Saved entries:
▬▬▬

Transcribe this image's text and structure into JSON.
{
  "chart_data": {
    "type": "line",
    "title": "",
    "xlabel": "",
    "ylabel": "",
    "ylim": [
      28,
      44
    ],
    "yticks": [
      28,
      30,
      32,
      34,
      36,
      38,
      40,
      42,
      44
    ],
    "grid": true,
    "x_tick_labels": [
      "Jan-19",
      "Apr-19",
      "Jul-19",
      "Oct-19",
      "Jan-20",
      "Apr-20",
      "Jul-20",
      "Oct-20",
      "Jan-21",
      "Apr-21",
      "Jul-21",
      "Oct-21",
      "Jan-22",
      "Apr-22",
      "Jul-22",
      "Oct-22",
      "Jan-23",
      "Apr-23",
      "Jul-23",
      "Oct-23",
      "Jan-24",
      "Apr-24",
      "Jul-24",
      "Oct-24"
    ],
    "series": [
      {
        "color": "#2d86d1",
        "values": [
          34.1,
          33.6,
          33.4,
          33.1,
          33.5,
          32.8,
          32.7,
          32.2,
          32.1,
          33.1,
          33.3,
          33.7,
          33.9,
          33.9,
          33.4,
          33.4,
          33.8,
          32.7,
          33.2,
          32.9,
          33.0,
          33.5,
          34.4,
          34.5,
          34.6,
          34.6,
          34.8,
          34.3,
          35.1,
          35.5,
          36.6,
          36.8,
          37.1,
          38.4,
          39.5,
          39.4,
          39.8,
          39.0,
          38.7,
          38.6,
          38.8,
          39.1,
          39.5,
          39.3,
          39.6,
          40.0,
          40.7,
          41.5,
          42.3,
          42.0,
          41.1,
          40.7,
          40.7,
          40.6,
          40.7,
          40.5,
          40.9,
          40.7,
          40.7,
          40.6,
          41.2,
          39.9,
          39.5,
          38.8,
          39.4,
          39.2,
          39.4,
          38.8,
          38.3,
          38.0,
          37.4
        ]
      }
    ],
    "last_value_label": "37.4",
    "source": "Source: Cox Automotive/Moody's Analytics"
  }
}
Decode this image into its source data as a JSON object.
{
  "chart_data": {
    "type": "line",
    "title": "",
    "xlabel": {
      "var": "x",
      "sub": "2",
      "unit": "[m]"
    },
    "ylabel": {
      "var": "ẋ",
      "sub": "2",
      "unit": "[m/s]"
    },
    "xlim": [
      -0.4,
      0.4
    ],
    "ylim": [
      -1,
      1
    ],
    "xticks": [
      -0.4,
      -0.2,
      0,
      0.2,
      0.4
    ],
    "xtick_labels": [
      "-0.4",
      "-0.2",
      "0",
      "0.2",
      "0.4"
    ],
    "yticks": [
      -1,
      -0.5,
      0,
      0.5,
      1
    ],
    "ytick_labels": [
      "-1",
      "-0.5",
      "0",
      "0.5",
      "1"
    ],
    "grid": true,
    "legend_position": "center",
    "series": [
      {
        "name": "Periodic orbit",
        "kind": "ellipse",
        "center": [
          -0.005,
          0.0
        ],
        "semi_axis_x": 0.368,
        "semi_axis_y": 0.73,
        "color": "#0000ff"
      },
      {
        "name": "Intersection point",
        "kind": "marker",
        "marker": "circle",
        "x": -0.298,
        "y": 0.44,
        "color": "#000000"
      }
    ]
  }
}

▬▬▬

*TASK OBJECTIVE:* Exactly reproduce every line found in the records.

*FINAL RESULT:*
Transcribe this image's text and structure into JSON.
{
  "chart_data": {
    "type": "line",
    "title": "",
    "xlabel": "",
    "ylabel": "",
    "ylim": [
      28,
      44
    ],
    "yticks": [
      28,
      30,
      32,
      34,
      36,
      38,
      40,
      42,
      44
    ],
    "grid": true,
    "x_tick_labels": [
      "Jan-19",
      "Apr-19",
      "Jul-19",
      "Oct-19",
      "Jan-20",
      "Apr-20",
      "Jul-20",
      "Oct-20",
      "Jan-21",
      "Apr-21",
      "Jul-21",
      "Oct-21",
      "Jan-22",
      "Apr-22",
      "Jul-22",
      "Oct-22",
      "Jan-23",
      "Apr-23",
      "Jul-23",
      "Oct-23",
      "Jan-24",
      "Apr-24",
      "Jul-24",
      "Oct-24"
    ],
    "series": [
      {
        "color": "#2d86d1",
        "values": [
          34.1,
          33.6,
          33.4,
          33.1,
          33.5,
          32.8,
          32.7,
          32.2,
          32.1,
          33.1,
          33.3,
          33.7,
          33.9,
          33.9,
          33.4,
          33.4,
          33.8,
          32.7,
          33.2,
          32.9,
          33.0,
          33.5,
          34.4,
          34.5,
          34.6,
          34.6,
          34.8,
          34.3,
          35.1,
          35.5,
          36.6,
          36.8,
          37.1,
          38.4,
          39.5,
          39.4,
          39.8,
          39.0,
          38.7,
          38.6,
          38.8,
          39.1,
          39.5,
          39.3,
          39.6,
          40.0,
          40.7,
          41.5,
          42.3,
          42.0,
          41.1,
          40.7,
          40.7,
          40.6,
          40.7,
          40.5,
          40.9,
          40.7,
          40.7,
          40.6,
          41.2,
          39.9,
          39.5,
          38.8,
          39.4,
          39.2,
          39.4,
          38.8,
          38.3,
          38.0,
          37.4
        ]
      }
    ],
    "last_value_label": "37.4",
    "source": "Source: Cox Automotive/Moody's Analytics"
  }
}
Decode this image into its source data as a JSON object.
{
  "chart_data": {
    "type": "line",
    "title": "",
    "xlabel": {
      "var": "x",
      "sub": "2",
      "unit": "[m]"
    },
    "ylabel": {
      "var": "ẋ",
      "sub": "2",
      "unit": "[m/s]"
    },
    "xlim": [
      -0.4,
      0.4
    ],
    "ylim": [
      -1,
      1
    ],
    "xticks": [
      -0.4,
      -0.2,
      0,
      0.2,
      0.4
    ],
    "xtick_labels": [
      "-0.4",
      "-0.2",
      "0",
      "0.2",
      "0.4"
    ],
    "yticks": [
      -1,
      -0.5,
      0,
      0.5,
      1
    ],
    "ytick_labels": [
      "-1",
      "-0.5",
      "0",
      "0.5",
      "1"
    ],
    "grid": true,
    "legend_position": "center",
    "series": [
      {
        "name": "Periodic orbit",
        "kind": "ellipse",
        "center": [
          -0.005,
          0.0
        ],
        "semi_axis_x": 0.368,
        "semi_axis_y": 0.73,
        "color": "#0000ff"
      },
      {
        "name": "Intersection point",
        "kind": "marker",
        "marker": "circle",
        "x": -0.298,
        "y": 0.44,
        "color": "#000000"
      }
    ]
  }
}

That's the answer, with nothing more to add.